Task statement
Keep the wording of each record exactly the same when you repeat it, and leave out pictures.

Supplied records
** START **
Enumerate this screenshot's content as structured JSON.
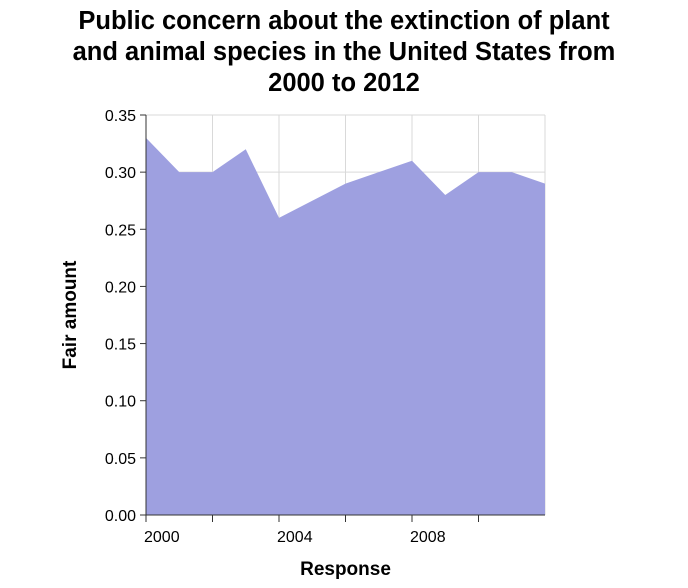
{
  "title_lines": [
    "Public concern about the extinction of plant",
    "and animal species in the United States from",
    "2000 to 2012"
  ],
  "colors": {
    "area_fill": "#9ea0e0",
    "grid": "#d9d9d9",
    "axis": "#333333",
    "background": "#ffffff"
  },
  "chart_data": {
    "type": "area",
    "title": "Public concern about the extinction of plant and animal species in the United States from 2000 to 2012",
    "xlabel": "Response",
    "ylabel": "Fair amount",
    "x": [
      2000,
      2001,
      2002,
      2003,
      2004,
      2005,
      2006,
      2007,
      2008,
      2009,
      2010,
      2011,
      2012
    ],
    "values": [
      0.33,
      0.3,
      0.3,
      0.32,
      0.26,
      0.275,
      0.29,
      0.3,
      0.31,
      0.28,
      0.3,
      0.3,
      0.29
    ],
    "xlim": [
      2000,
      2012
    ],
    "ylim": [
      0,
      0.35
    ],
    "x_ticks": [
      2000,
      2002,
      2004,
      2006,
      2008,
      2010
    ],
    "x_tick_labels": [
      "2000",
      "",
      "2004",
      "",
      "2008",
      ""
    ],
    "y_ticks": [
      0.0,
      0.05,
      0.1,
      0.15,
      0.2,
      0.25,
      0.3,
      0.35
    ],
    "y_tick_labels": [
      "0.00",
      "0.05",
      "0.10",
      "0.15",
      "0.20",
      "0.25",
      "0.30",
      "0.35"
    ],
    "grid": true,
    "legend": "none"
  }
}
** END **
Exercise output
Enumerate this screenshot's content as structured JSON.
{
  "title_lines": [
    "Public concern about the extinction of plant",
    "and animal species in the United States from",
    "2000 to 2012"
  ],
  "colors": {
    "area_fill": "#9ea0e0",
    "grid": "#d9d9d9",
    "axis": "#333333",
    "background": "#ffffff"
  },
  "chart_data": {
    "type": "area",
    "title": "Public concern about the extinction of plant and animal species in the United States from 2000 to 2012",
    "xlabel": "Response",
    "ylabel": "Fair amount",
    "x": [
      2000,
      2001,
      2002,
      2003,
      2004,
      2005,
      2006,
      2007,
      2008,
      2009,
      2010,
      2011,
      2012
    ],
    "values": [
      0.33,
      0.3,
      0.3,
      0.32,
      0.26,
      0.275,
      0.29,
      0.3,
      0.31,
      0.28,
      0.3,
      0.3,
      0.29
    ],
    "xlim": [
      2000,
      2012
    ],
    "ylim": [
      0,
      0.35
    ],
    "x_ticks": [
      2000,
      2002,
      2004,
      2006,
      2008,
      2010
    ],
    "x_tick_labels": [
      "2000",
      "",
      "2004",
      "",
      "2008",
      ""
    ],
    "y_ticks": [
      0.0,
      0.05,
      0.1,
      0.15,
      0.2,
      0.25,
      0.3,
      0.35
    ],
    "y_tick_labels": [
      "0.00",
      "0.05",
      "0.10",
      "0.15",
      "0.20",
      "0.25",
      "0.30",
      "0.35"
    ],
    "grid": true,
    "legend": "none"
  }
}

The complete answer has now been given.